• [DOCUMENT SECTION]:
────────────────────
# Our Loft in Spain



## BobDaPaloma (Mar 20, 2012)

Hey fanciers,

I would like to ask what you are thinking about our loft in spain.
Here the video about our loft.
http://www.youtube.com/watch?v=6hP2spsXiD4&hd=1

So what do you think?


----------



## pigeon is fun (Sep 6, 2010)

Very nice. Everybody's dream loft.


----------



## abluechipstock (Nov 26, 2010)

love the loft, there's even a tree in one of the flights!


----------



## BobDaPaloma (Mar 20, 2012)

and also a shower, dont know if that seen well in the video.


----------



## spirit wings (Mar 29, 2008)

some seriouse pigeon stuff going on in there!...lol.. great loft..and huge!


----------



## BobDaPaloma (Mar 20, 2012)

What I can say, we love our pigeons=)


----------



## perrym1962 (Oct 10, 2009)

Wow, that is possibly larger that our house!


----------



## daphilster08 (May 22, 2012)

Dang! Bigger than my house! haha nice work! would love to see them all flying!
────────────────────
• [GIVEN DATA]:
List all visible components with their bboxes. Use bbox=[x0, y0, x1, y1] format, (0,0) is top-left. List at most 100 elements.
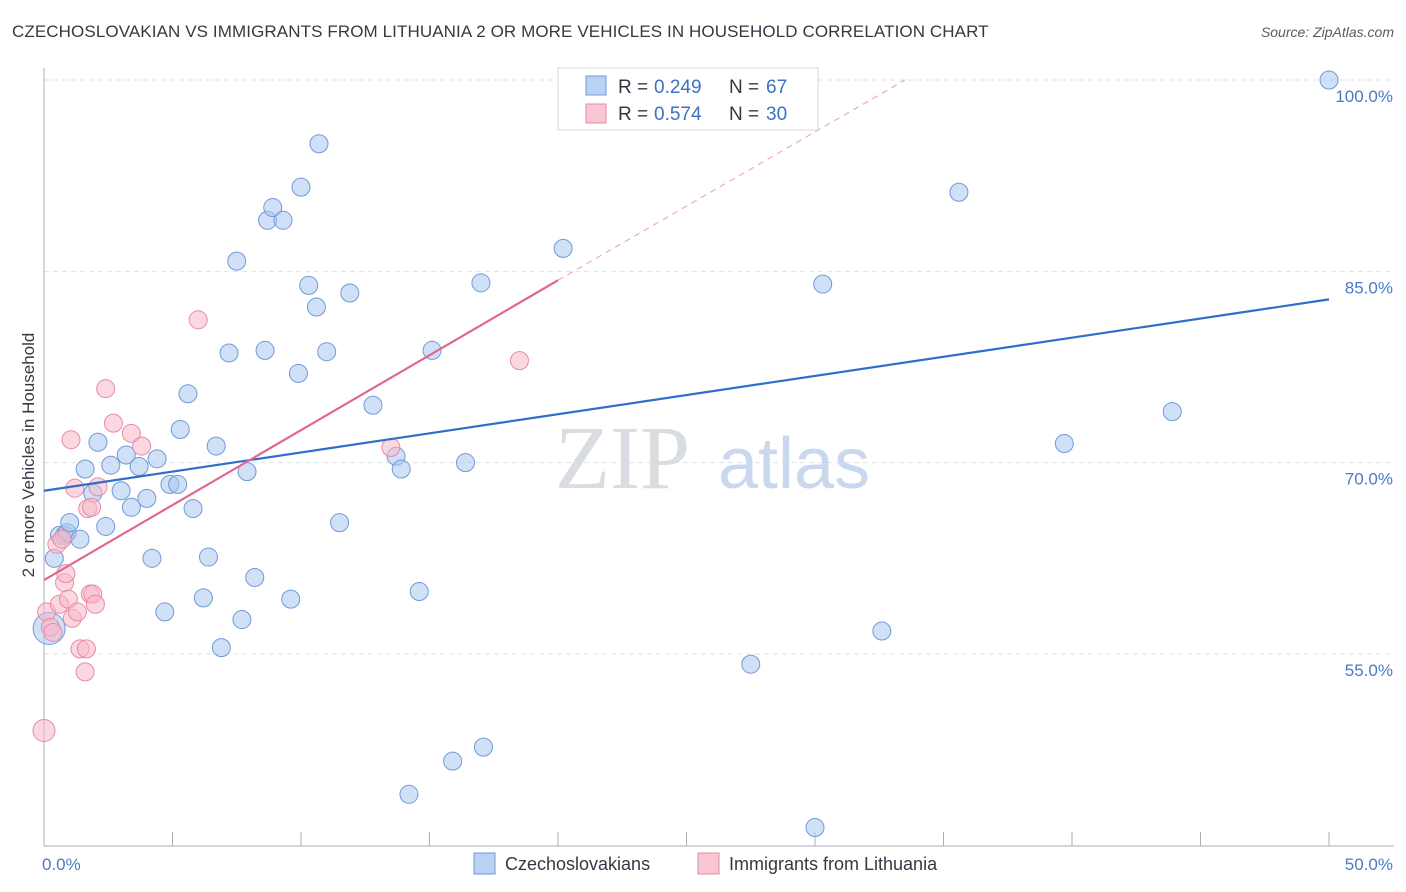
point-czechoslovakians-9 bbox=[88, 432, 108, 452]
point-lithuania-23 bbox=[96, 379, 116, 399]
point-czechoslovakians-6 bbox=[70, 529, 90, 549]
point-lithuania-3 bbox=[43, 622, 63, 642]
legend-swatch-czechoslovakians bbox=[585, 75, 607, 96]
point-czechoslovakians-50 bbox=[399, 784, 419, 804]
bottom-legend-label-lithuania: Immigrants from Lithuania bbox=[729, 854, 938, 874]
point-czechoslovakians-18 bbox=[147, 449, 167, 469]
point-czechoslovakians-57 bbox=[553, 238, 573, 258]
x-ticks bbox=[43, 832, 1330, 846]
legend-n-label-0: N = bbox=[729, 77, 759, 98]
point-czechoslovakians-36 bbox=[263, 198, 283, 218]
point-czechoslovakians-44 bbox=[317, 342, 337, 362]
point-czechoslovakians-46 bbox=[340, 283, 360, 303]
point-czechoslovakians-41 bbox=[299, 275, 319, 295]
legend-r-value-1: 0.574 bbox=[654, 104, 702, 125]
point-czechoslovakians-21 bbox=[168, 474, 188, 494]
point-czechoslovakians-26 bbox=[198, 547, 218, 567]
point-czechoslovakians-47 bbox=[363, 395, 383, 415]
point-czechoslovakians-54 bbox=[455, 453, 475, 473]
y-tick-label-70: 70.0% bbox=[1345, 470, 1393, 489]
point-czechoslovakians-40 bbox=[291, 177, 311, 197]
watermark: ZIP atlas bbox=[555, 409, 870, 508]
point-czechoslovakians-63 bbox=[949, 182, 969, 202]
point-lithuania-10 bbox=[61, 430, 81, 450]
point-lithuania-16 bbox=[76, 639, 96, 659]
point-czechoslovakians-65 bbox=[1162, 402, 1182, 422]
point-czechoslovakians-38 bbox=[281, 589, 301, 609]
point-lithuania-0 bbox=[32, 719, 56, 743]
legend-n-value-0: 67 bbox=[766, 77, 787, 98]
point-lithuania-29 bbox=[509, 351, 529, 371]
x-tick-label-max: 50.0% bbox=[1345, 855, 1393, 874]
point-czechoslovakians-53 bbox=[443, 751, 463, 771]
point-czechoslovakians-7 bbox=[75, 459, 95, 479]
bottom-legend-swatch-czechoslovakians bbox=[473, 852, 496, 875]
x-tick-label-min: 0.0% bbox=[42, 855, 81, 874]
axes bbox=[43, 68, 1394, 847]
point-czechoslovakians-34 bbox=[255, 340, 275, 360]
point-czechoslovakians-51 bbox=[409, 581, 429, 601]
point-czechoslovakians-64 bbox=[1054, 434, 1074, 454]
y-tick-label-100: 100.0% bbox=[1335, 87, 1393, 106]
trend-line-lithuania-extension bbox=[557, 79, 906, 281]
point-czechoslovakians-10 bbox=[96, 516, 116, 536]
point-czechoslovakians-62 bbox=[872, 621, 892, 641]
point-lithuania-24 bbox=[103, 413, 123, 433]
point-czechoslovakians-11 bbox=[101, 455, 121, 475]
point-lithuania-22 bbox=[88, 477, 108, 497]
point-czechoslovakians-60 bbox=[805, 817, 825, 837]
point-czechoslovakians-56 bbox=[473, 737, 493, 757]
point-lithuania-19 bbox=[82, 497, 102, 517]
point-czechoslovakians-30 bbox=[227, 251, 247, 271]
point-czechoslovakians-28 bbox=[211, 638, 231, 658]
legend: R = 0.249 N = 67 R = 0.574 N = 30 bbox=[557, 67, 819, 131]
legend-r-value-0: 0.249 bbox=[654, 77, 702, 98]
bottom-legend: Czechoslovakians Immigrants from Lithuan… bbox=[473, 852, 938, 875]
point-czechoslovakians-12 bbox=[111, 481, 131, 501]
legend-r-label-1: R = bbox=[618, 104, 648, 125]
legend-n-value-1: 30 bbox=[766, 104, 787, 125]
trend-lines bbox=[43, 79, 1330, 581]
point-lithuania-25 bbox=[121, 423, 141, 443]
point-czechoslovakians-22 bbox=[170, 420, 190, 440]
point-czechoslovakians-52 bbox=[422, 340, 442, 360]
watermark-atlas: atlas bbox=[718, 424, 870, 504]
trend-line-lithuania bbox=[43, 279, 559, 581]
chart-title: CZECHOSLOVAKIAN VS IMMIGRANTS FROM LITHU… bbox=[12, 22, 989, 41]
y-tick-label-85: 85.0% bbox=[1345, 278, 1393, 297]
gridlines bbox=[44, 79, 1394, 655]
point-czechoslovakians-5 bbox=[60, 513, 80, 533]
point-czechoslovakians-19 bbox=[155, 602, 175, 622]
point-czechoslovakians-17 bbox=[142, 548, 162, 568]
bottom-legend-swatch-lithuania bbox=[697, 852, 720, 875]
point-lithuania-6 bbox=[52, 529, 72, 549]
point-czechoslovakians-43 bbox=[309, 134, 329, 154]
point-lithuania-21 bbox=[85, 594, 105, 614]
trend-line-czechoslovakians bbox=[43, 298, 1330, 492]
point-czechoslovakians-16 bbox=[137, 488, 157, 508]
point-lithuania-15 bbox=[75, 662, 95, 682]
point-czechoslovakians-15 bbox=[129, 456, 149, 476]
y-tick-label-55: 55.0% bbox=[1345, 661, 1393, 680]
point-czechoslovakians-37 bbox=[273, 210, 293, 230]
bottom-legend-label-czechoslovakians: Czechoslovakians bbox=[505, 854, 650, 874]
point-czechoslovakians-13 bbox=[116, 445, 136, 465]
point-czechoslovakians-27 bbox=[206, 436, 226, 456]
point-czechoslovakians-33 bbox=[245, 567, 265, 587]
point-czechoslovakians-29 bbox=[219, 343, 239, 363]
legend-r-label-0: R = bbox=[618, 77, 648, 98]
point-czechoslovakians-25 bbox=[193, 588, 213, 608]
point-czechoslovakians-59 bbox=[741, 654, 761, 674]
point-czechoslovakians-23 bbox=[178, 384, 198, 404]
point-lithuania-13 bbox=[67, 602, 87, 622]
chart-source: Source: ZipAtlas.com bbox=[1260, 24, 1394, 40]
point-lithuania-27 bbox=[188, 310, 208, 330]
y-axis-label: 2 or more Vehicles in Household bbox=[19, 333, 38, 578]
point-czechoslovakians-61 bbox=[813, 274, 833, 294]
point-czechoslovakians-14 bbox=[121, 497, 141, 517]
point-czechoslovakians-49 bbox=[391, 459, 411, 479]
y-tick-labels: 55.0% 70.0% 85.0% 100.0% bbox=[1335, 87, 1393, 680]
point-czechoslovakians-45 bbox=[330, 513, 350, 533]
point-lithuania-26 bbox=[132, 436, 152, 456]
────────────────────
Read the forum thread about the loft in Spain and tell whether each statement agrees with it, answering yes or no and quoting the words of the thread that settle it.
1. One reply mentions a tree in one of the flights.
2. The poster who shared the video says the loft also has a shower.
3. One reply calls the loft smaller than the writer's own house.

1. Yes: "there's even a tree in one of the flights!"
2. Yes: "and also a shower, dont know if that seen well in the video."
3. No: "Dang! Bigger than my house!"